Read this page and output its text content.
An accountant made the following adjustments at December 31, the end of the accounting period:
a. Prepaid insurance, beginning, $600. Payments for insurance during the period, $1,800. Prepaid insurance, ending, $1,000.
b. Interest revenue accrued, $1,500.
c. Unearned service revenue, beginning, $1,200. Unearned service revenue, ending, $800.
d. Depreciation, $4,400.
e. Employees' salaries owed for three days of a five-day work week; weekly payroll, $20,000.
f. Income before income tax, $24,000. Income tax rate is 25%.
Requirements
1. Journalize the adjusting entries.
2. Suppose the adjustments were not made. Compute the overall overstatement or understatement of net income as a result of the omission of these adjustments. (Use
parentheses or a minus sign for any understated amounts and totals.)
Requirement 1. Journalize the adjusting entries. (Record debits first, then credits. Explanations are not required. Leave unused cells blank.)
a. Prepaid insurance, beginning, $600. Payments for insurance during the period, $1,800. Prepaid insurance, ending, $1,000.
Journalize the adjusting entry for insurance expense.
---
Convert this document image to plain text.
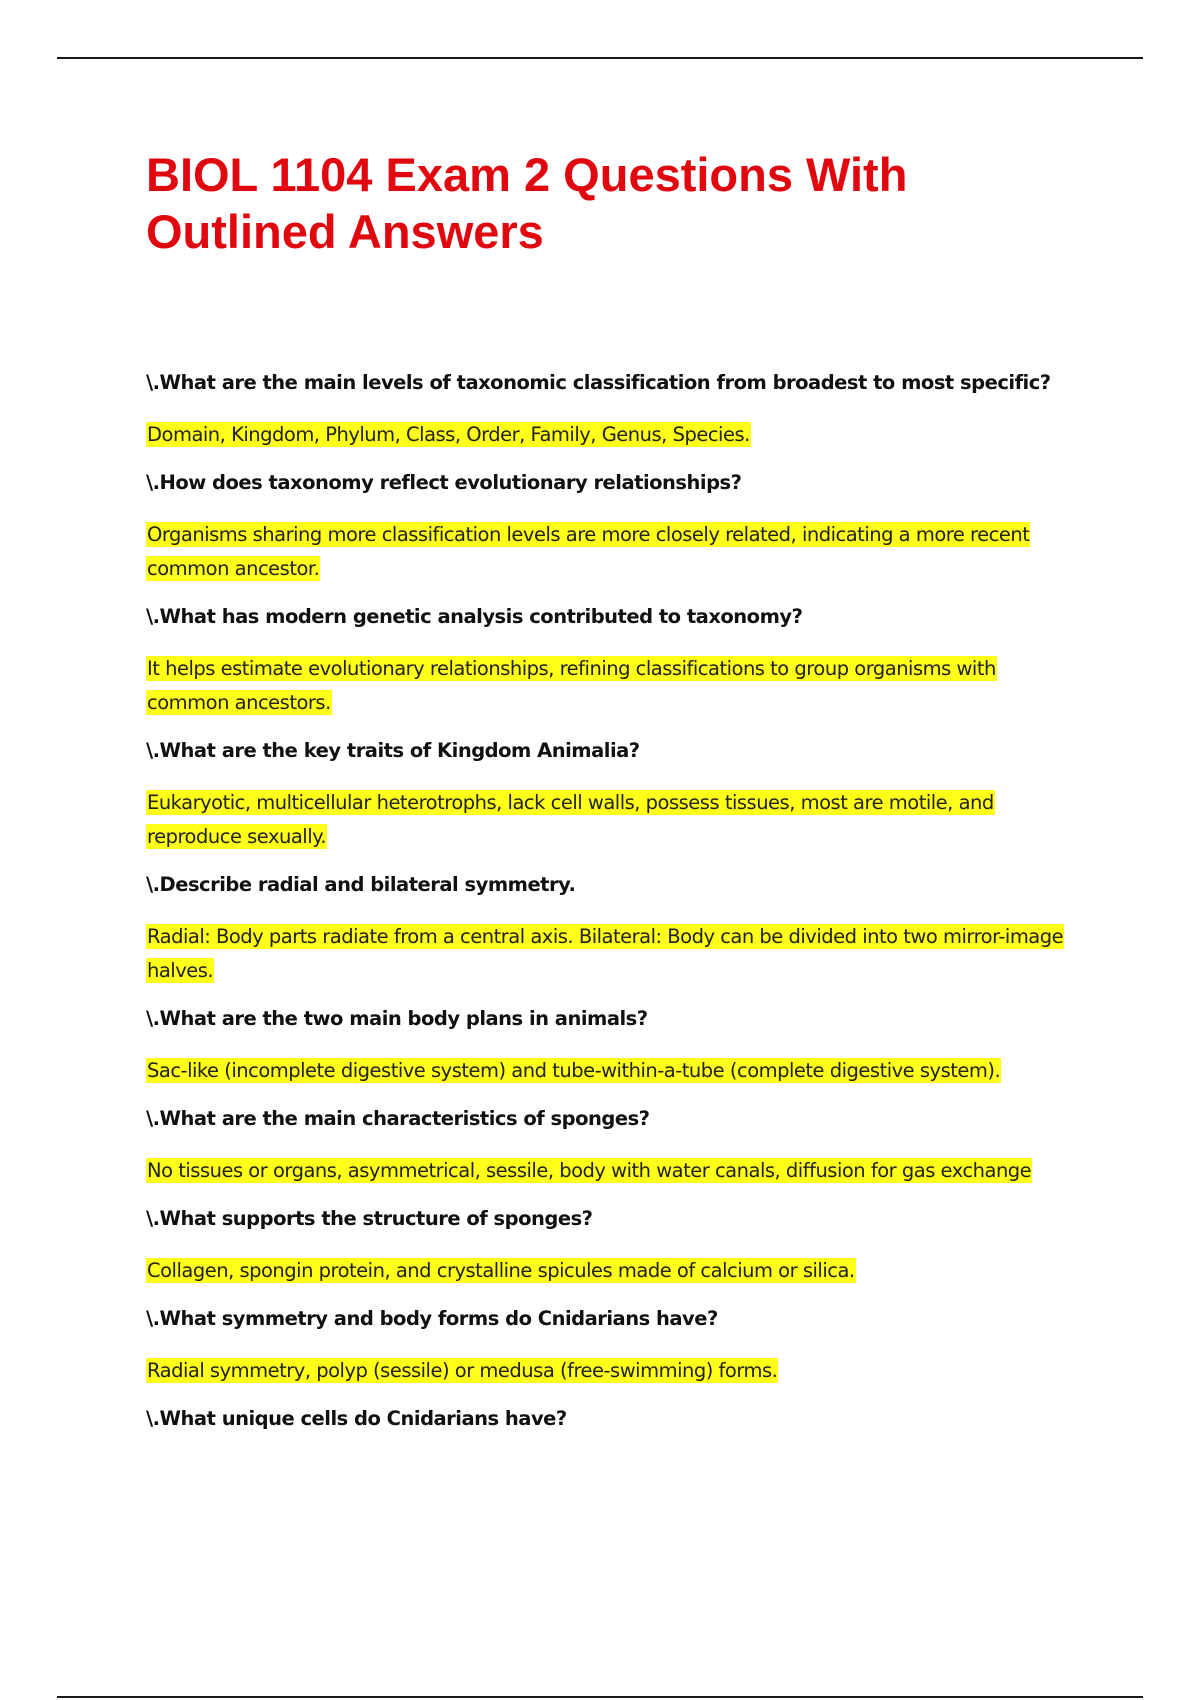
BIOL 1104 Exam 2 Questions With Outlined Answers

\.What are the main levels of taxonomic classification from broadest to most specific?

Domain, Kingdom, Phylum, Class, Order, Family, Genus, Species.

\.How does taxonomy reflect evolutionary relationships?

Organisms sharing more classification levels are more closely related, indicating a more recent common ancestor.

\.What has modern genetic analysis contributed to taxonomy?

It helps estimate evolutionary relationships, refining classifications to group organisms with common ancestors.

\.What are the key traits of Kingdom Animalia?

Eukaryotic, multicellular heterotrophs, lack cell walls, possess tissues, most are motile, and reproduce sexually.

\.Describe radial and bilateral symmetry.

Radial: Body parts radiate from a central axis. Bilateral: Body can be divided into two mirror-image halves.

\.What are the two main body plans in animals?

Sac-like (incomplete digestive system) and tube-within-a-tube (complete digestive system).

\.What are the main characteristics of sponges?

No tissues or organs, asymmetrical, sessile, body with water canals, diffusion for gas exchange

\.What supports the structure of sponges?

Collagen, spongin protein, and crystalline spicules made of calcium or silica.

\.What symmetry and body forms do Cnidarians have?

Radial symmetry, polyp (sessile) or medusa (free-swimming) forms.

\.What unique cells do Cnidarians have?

Required work -
In the records above, find each line that mentions the word "levels", and copy it.

Result for this exercise -
\.What are the main levels of taxonomic classification from broadest to most specific?
Organisms sharing more classification levels are more closely related, indicating a more recent common ancestor.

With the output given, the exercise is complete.